Records for this exercise:
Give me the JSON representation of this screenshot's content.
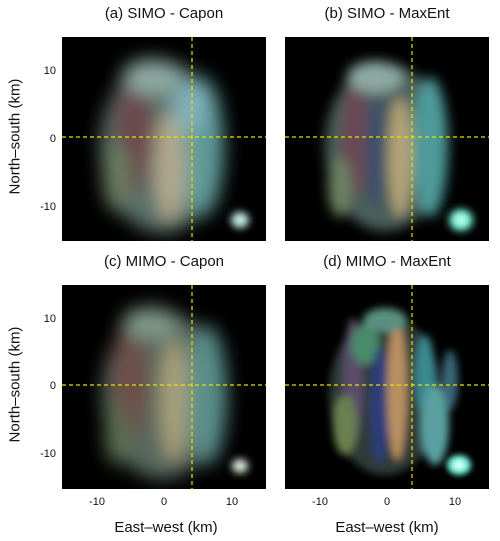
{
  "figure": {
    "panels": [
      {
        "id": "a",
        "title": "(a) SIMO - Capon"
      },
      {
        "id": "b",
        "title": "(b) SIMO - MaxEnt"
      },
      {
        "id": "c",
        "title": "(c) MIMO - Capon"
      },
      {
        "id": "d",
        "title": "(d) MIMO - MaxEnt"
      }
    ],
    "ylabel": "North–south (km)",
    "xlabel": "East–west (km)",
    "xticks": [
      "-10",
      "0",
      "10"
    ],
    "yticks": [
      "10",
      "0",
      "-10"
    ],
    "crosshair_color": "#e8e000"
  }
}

Direction: Every record must be copied exactly, with images dropped from the result.

Answer to the task:
Give me the JSON representation of this screenshot's content.
{
  "figure": {
    "panels": [
      {
        "id": "a",
        "title": "(a) SIMO - Capon"
      },
      {
        "id": "b",
        "title": "(b) SIMO - MaxEnt"
      },
      {
        "id": "c",
        "title": "(c) MIMO - Capon"
      },
      {
        "id": "d",
        "title": "(d) MIMO - MaxEnt"
      }
    ],
    "ylabel": "North–south (km)",
    "xlabel": "East–west (km)",
    "xticks": [
      "-10",
      "0",
      "10"
    ],
    "yticks": [
      "10",
      "0",
      "-10"
    ],
    "crosshair_color": "#e8e000"
  }
}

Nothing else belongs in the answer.